===== RECORDS TO USE =====

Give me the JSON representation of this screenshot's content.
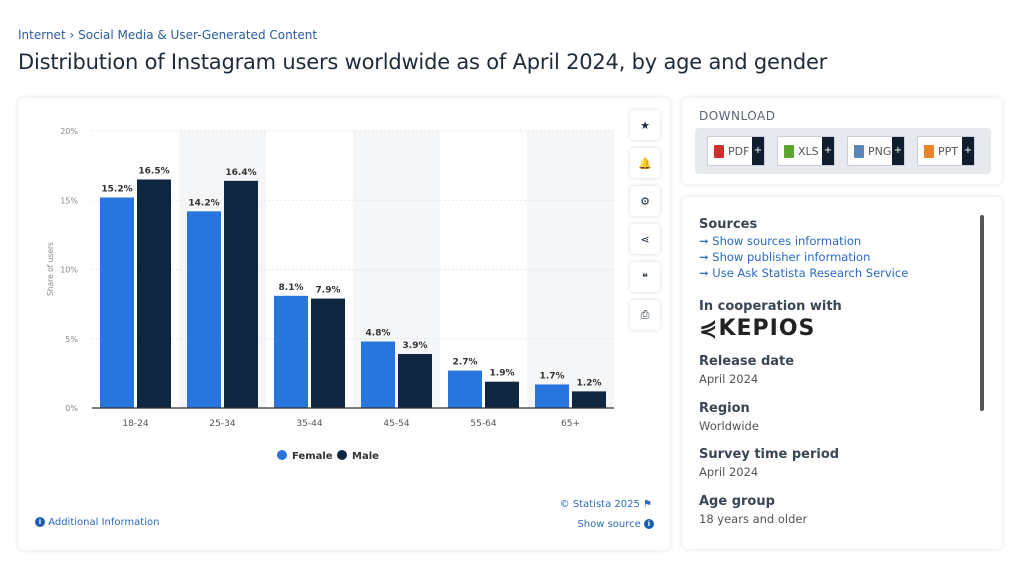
{
  "breadcrumb": {
    "items": [
      "Internet",
      "Social Media & User-Generated Content"
    ],
    "sep": "›"
  },
  "title": "Distribution of Instagram users worldwide as of April 2024, by age and gender",
  "chart_data": {
    "type": "bar",
    "categories": [
      "18-24",
      "25-34",
      "35-44",
      "45-54",
      "55-64",
      "65+"
    ],
    "series": [
      {
        "name": "Female",
        "values": [
          15.2,
          14.2,
          8.1,
          4.8,
          2.7,
          1.7
        ],
        "color": "#2876dd"
      },
      {
        "name": "Male",
        "values": [
          16.5,
          16.4,
          7.9,
          3.9,
          1.9,
          1.2
        ],
        "color": "#0f2640"
      }
    ],
    "ylabel": "Share of users",
    "ylim": [
      0,
      20
    ],
    "yticks": [
      "0%",
      "5%",
      "10%",
      "15%",
      "20%"
    ],
    "yticks_values": [
      0,
      5,
      10,
      15,
      20
    ],
    "data_label_suffix": "%",
    "grid": true,
    "legend": "bottom"
  },
  "side_tools": [
    {
      "icon": "star-icon",
      "glyph": "★"
    },
    {
      "icon": "bell-icon",
      "glyph": "🔔"
    },
    {
      "icon": "gear-icon",
      "glyph": "⚙"
    },
    {
      "icon": "share-icon",
      "glyph": "⋖"
    },
    {
      "icon": "quote-icon",
      "glyph": "❝"
    },
    {
      "icon": "print-icon",
      "glyph": "⎙"
    }
  ],
  "footer": {
    "copyright": "© Statista 2025",
    "show_source": "Show source",
    "additional": "Additional Information"
  },
  "download": {
    "title": "DOWNLOAD",
    "buttons": [
      {
        "label": "PDF",
        "color": "#d32f2f"
      },
      {
        "label": "XLS",
        "color": "#5aa532"
      },
      {
        "label": "PNG",
        "color": "#5b86b8"
      },
      {
        "label": "PPT",
        "color": "#e8842a"
      }
    ],
    "plus": "+"
  },
  "info": {
    "sources_label": "Sources",
    "links": [
      "Show sources information",
      "Show publisher information",
      "Use Ask Statista Research Service"
    ],
    "coop_label": "In cooperation with",
    "coop_logo": "KEPIOS",
    "release_label": "Release date",
    "release": "April 2024",
    "region_label": "Region",
    "region": "Worldwide",
    "period_label": "Survey time period",
    "period": "April 2024",
    "age_label": "Age group",
    "age": "18 years and older"
  }
}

=====

Retype all of the entries exactly as written, leaving out any images.

Give me the JSON representation of this screenshot's content.
{
  "breadcrumb": {
    "items": [
      "Internet",
      "Social Media & User-Generated Content"
    ],
    "sep": "›"
  },
  "title": "Distribution of Instagram users worldwide as of April 2024, by age and gender",
  "chart_data": {
    "type": "bar",
    "categories": [
      "18-24",
      "25-34",
      "35-44",
      "45-54",
      "55-64",
      "65+"
    ],
    "series": [
      {
        "name": "Female",
        "values": [
          15.2,
          14.2,
          8.1,
          4.8,
          2.7,
          1.7
        ],
        "color": "#2876dd"
      },
      {
        "name": "Male",
        "values": [
          16.5,
          16.4,
          7.9,
          3.9,
          1.9,
          1.2
        ],
        "color": "#0f2640"
      }
    ],
    "ylabel": "Share of users",
    "ylim": [
      0,
      20
    ],
    "yticks": [
      "0%",
      "5%",
      "10%",
      "15%",
      "20%"
    ],
    "yticks_values": [
      0,
      5,
      10,
      15,
      20
    ],
    "data_label_suffix": "%",
    "grid": true,
    "legend": "bottom"
  },
  "side_tools": [
    {
      "icon": "star-icon",
      "glyph": "★"
    },
    {
      "icon": "bell-icon",
      "glyph": "🔔"
    },
    {
      "icon": "gear-icon",
      "glyph": "⚙"
    },
    {
      "icon": "share-icon",
      "glyph": "⋖"
    },
    {
      "icon": "quote-icon",
      "glyph": "❝"
    },
    {
      "icon": "print-icon",
      "glyph": "⎙"
    }
  ],
  "footer": {
    "copyright": "© Statista 2025",
    "show_source": "Show source",
    "additional": "Additional Information"
  },
  "download": {
    "title": "DOWNLOAD",
    "buttons": [
      {
        "label": "PDF",
        "color": "#d32f2f"
      },
      {
        "label": "XLS",
        "color": "#5aa532"
      },
      {
        "label": "PNG",
        "color": "#5b86b8"
      },
      {
        "label": "PPT",
        "color": "#e8842a"
      }
    ],
    "plus": "+"
  },
  "info": {
    "sources_label": "Sources",
    "links": [
      "Show sources information",
      "Show publisher information",
      "Use Ask Statista Research Service"
    ],
    "coop_label": "In cooperation with",
    "coop_logo": "KEPIOS",
    "release_label": "Release date",
    "release": "April 2024",
    "region_label": "Region",
    "region": "Worldwide",
    "period_label": "Survey time period",
    "period": "April 2024",
    "age_label": "Age group",
    "age": "18 years and older"
  }
}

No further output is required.